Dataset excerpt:
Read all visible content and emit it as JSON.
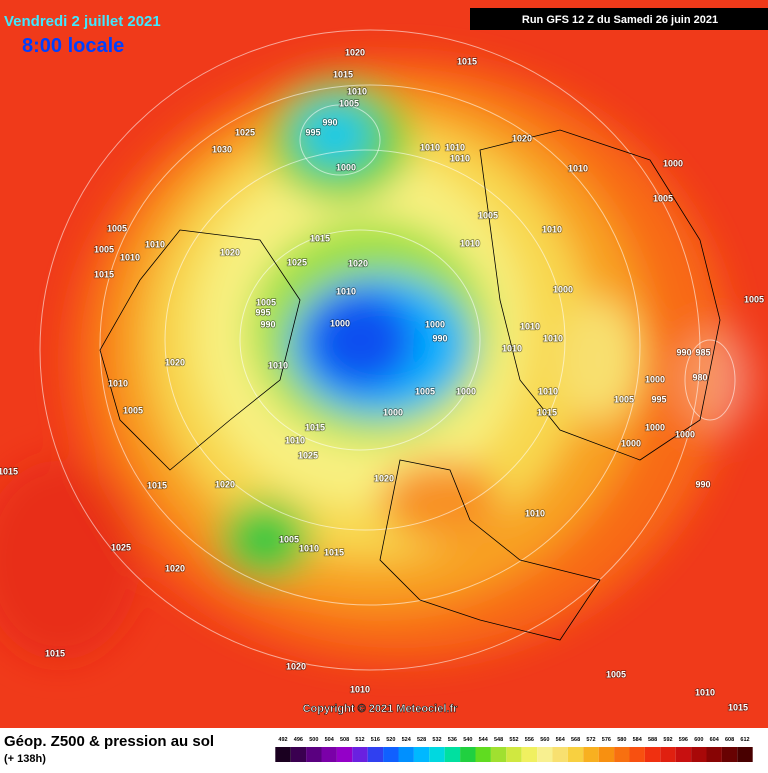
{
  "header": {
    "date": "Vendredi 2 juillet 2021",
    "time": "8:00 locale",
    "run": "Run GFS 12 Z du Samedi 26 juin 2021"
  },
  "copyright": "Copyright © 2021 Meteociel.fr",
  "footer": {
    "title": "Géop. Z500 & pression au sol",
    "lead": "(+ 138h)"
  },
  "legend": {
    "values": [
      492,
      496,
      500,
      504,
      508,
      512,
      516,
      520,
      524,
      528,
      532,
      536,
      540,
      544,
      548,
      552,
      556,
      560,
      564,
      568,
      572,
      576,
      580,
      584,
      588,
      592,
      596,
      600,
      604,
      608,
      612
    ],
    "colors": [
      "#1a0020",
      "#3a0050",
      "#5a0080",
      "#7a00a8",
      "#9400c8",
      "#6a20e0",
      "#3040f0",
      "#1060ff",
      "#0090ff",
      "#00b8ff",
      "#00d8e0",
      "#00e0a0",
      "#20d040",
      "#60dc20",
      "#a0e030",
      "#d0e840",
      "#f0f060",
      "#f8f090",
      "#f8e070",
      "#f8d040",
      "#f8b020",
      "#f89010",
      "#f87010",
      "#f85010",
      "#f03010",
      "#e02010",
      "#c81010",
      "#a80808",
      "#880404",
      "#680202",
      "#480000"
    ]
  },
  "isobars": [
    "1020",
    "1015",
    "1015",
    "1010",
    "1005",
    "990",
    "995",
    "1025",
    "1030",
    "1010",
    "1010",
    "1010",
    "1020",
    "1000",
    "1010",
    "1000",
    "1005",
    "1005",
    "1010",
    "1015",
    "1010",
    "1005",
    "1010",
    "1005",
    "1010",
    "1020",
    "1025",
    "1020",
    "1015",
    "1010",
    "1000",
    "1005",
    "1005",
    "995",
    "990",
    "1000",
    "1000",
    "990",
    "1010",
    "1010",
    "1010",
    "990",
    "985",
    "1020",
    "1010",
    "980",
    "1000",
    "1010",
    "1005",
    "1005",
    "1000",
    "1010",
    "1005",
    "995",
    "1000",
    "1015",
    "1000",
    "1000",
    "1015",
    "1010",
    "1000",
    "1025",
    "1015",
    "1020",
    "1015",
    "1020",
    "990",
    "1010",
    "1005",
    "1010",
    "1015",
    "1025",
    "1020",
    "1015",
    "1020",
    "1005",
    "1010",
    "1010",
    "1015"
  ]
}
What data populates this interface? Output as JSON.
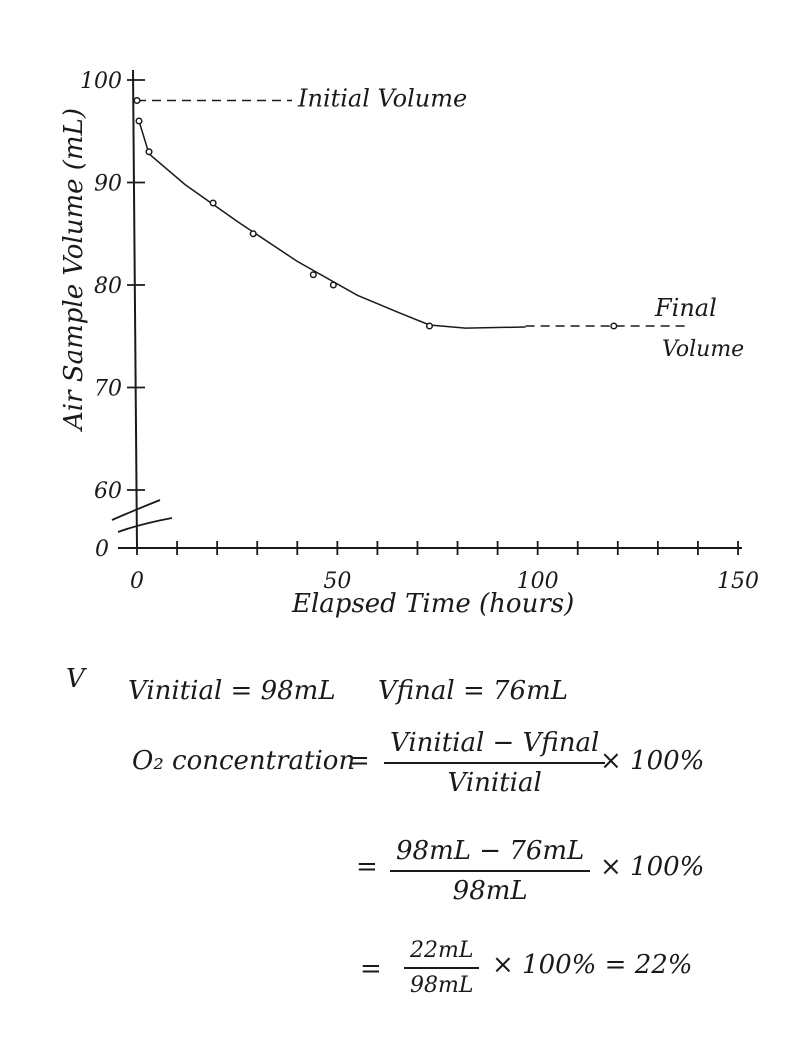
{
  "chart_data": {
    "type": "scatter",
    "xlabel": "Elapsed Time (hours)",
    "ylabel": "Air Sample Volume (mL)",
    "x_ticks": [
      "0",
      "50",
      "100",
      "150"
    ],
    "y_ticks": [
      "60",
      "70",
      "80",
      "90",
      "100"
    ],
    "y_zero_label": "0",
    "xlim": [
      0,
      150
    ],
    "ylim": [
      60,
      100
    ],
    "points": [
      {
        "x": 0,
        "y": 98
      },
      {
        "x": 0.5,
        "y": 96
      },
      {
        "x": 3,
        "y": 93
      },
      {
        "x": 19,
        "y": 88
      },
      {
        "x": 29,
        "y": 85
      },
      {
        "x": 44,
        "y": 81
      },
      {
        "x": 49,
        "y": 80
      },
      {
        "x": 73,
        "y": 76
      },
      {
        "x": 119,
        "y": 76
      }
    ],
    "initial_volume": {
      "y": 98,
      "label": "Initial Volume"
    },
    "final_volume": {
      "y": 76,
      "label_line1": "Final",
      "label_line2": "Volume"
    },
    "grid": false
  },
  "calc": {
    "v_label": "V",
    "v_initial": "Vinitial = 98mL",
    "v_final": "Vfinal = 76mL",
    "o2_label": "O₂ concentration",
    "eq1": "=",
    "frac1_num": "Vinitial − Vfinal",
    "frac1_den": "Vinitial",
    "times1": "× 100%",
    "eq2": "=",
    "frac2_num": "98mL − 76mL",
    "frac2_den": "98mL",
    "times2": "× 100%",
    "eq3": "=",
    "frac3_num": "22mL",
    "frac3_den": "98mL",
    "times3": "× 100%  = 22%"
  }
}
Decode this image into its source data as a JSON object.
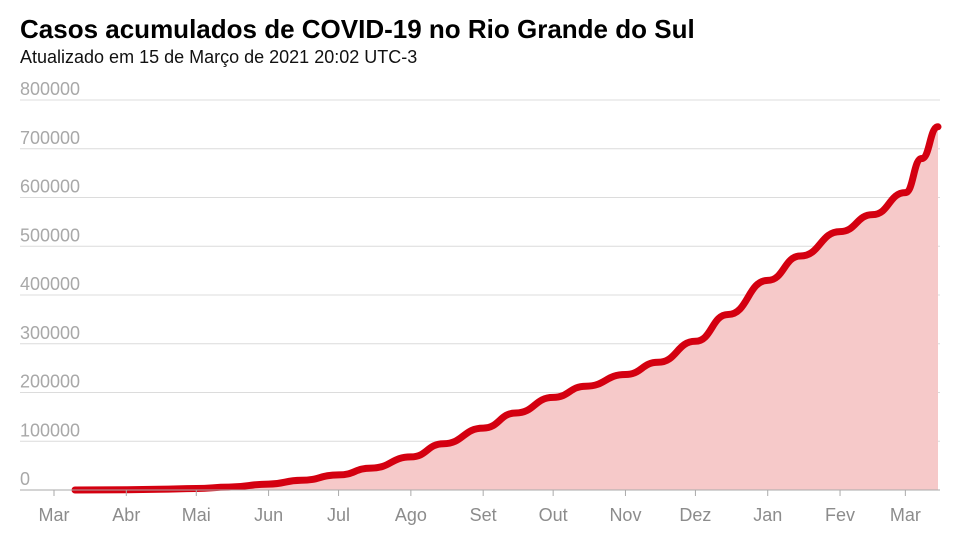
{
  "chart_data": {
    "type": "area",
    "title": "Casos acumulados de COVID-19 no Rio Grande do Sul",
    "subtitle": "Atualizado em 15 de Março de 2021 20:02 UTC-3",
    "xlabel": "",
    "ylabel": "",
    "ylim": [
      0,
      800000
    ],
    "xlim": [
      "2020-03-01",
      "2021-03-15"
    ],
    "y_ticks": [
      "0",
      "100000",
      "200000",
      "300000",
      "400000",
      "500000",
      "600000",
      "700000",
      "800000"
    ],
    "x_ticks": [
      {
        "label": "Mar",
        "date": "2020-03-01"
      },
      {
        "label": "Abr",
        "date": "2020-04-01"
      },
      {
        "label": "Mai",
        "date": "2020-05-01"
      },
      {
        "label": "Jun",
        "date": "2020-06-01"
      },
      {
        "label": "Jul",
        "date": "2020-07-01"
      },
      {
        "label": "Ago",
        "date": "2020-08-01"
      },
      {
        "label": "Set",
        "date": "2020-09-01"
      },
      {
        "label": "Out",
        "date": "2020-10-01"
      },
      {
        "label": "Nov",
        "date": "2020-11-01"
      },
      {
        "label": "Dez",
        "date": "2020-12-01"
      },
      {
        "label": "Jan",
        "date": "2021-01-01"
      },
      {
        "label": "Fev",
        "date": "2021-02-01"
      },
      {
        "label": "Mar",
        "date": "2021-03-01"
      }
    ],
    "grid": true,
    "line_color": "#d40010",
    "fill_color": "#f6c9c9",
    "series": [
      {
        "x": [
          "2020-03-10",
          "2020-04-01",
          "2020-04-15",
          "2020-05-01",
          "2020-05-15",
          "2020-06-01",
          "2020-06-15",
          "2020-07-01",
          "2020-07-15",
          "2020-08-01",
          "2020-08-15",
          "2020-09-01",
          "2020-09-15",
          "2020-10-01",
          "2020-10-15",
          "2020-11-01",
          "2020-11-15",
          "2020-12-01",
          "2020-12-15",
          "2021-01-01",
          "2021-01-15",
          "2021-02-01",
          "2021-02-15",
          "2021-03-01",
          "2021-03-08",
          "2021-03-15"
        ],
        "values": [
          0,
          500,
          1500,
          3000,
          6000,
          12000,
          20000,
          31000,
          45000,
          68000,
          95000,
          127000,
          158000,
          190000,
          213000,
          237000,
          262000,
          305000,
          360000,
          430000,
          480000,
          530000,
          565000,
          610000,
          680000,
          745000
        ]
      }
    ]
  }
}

■ **Stated task**:
Quote every record above exactly, omitting any pictures they contain.

■ **Task solution**:
Read all visible content and emit it as JSON.
{
  "header": {
    "date": "Vendredi 2 juillet 2021",
    "time": "8:00 locale",
    "run": "Run GFS 12 Z du Samedi 26 juin 2021"
  },
  "copyright": "Copyright © 2021 Meteociel.fr",
  "footer": {
    "title": "Géop. Z500 & pression au sol",
    "lead": "(+ 138h)"
  },
  "legend": {
    "values": [
      492,
      496,
      500,
      504,
      508,
      512,
      516,
      520,
      524,
      528,
      532,
      536,
      540,
      544,
      548,
      552,
      556,
      560,
      564,
      568,
      572,
      576,
      580,
      584,
      588,
      592,
      596,
      600,
      604,
      608,
      612
    ],
    "colors": [
      "#1a0020",
      "#3a0050",
      "#5a0080",
      "#7a00a8",
      "#9400c8",
      "#6a20e0",
      "#3040f0",
      "#1060ff",
      "#0090ff",
      "#00b8ff",
      "#00d8e0",
      "#00e0a0",
      "#20d040",
      "#60dc20",
      "#a0e030",
      "#d0e840",
      "#f0f060",
      "#f8f090",
      "#f8e070",
      "#f8d040",
      "#f8b020",
      "#f89010",
      "#f87010",
      "#f85010",
      "#f03010",
      "#e02010",
      "#c81010",
      "#a80808",
      "#880404",
      "#680202",
      "#480000"
    ]
  },
  "isobars": [
    "1020",
    "1015",
    "1015",
    "1010",
    "1005",
    "990",
    "995",
    "1025",
    "1030",
    "1010",
    "1010",
    "1010",
    "1020",
    "1000",
    "1010",
    "1000",
    "1005",
    "1005",
    "1010",
    "1015",
    "1010",
    "1005",
    "1010",
    "1005",
    "1010",
    "1020",
    "1025",
    "1020",
    "1015",
    "1010",
    "1000",
    "1005",
    "1005",
    "995",
    "990",
    "1000",
    "1000",
    "990",
    "1010",
    "1010",
    "1010",
    "990",
    "985",
    "1020",
    "1010",
    "980",
    "1000",
    "1010",
    "1005",
    "1005",
    "1000",
    "1010",
    "1005",
    "995",
    "1000",
    "1015",
    "1000",
    "1000",
    "1015",
    "1010",
    "1000",
    "1025",
    "1015",
    "1020",
    "1015",
    "1020",
    "990",
    "1010",
    "1005",
    "1010",
    "1015",
    "1025",
    "1020",
    "1015",
    "1020",
    "1005",
    "1010",
    "1010",
    "1015"
  ]
}
What data populates this interface? Output as JSON.
{
  "chart_data": {
    "type": "scatter",
    "xlabel": "Elapsed Time (hours)",
    "ylabel": "Air Sample Volume (mL)",
    "x_ticks": [
      "0",
      "50",
      "100",
      "150"
    ],
    "y_ticks": [
      "60",
      "70",
      "80",
      "90",
      "100"
    ],
    "y_zero_label": "0",
    "xlim": [
      0,
      150
    ],
    "ylim": [
      60,
      100
    ],
    "points": [
      {
        "x": 0,
        "y": 98
      },
      {
        "x": 0.5,
        "y": 96
      },
      {
        "x": 3,
        "y": 93
      },
      {
        "x": 19,
        "y": 88
      },
      {
        "x": 29,
        "y": 85
      },
      {
        "x": 44,
        "y": 81
      },
      {
        "x": 49,
        "y": 80
      },
      {
        "x": 73,
        "y": 76
      },
      {
        "x": 119,
        "y": 76
      }
    ],
    "initial_volume": {
      "y": 98,
      "label": "Initial Volume"
    },
    "final_volume": {
      "y": 76,
      "label_line1": "Final",
      "label_line2": "Volume"
    },
    "grid": false
  },
  "calc": {
    "v_label": "V",
    "v_initial": "Vinitial = 98mL",
    "v_final": "Vfinal = 76mL",
    "o2_label": "O₂ concentration",
    "eq1": "=",
    "frac1_num": "Vinitial − Vfinal",
    "frac1_den": "Vinitial",
    "times1": "× 100%",
    "eq2": "=",
    "frac2_num": "98mL − 76mL",
    "frac2_den": "98mL",
    "times2": "× 100%",
    "eq3": "=",
    "frac3_num": "22mL",
    "frac3_den": "98mL",
    "times3": "× 100%  = 22%"
  }
}
Decode this image into its source data as a JSON object.
{
  "chart_data": {
    "type": "area",
    "title": "Casos acumulados de COVID-19 no Rio Grande do Sul",
    "subtitle": "Atualizado em 15 de Março de 2021 20:02 UTC-3",
    "xlabel": "",
    "ylabel": "",
    "ylim": [
      0,
      800000
    ],
    "xlim": [
      "2020-03-01",
      "2021-03-15"
    ],
    "y_ticks": [
      "0",
      "100000",
      "200000",
      "300000",
      "400000",
      "500000",
      "600000",
      "700000",
      "800000"
    ],
    "x_ticks": [
      {
        "label": "Mar",
        "date": "2020-03-01"
      },
      {
        "label": "Abr",
        "date": "2020-04-01"
      },
      {
        "label": "Mai",
        "date": "2020-05-01"
      },
      {
        "label": "Jun",
        "date": "2020-06-01"
      },
      {
        "label": "Jul",
        "date": "2020-07-01"
      },
      {
        "label": "Ago",
        "date": "2020-08-01"
      },
      {
        "label": "Set",
        "date": "2020-09-01"
      },
      {
        "label": "Out",
        "date": "2020-10-01"
      },
      {
        "label": "Nov",
        "date": "2020-11-01"
      },
      {
        "label": "Dez",
        "date": "2020-12-01"
      },
      {
        "label": "Jan",
        "date": "2021-01-01"
      },
      {
        "label": "Fev",
        "date": "2021-02-01"
      },
      {
        "label": "Mar",
        "date": "2021-03-01"
      }
    ],
    "grid": true,
    "line_color": "#d40010",
    "fill_color": "#f6c9c9",
    "series": [
      {
        "x": [
          "2020-03-10",
          "2020-04-01",
          "2020-04-15",
          "2020-05-01",
          "2020-05-15",
          "2020-06-01",
          "2020-06-15",
          "2020-07-01",
          "2020-07-15",
          "2020-08-01",
          "2020-08-15",
          "2020-09-01",
          "2020-09-15",
          "2020-10-01",
          "2020-10-15",
          "2020-11-01",
          "2020-11-15",
          "2020-12-01",
          "2020-12-15",
          "2021-01-01",
          "2021-01-15",
          "2021-02-01",
          "2021-02-15",
          "2021-03-01",
          "2021-03-08",
          "2021-03-15"
        ],
        "values": [
          0,
          500,
          1500,
          3000,
          6000,
          12000,
          20000,
          31000,
          45000,
          68000,
          95000,
          127000,
          158000,
          190000,
          213000,
          237000,
          262000,
          305000,
          360000,
          430000,
          480000,
          530000,
          565000,
          610000,
          680000,
          745000
        ]
      }
    ]
  }
}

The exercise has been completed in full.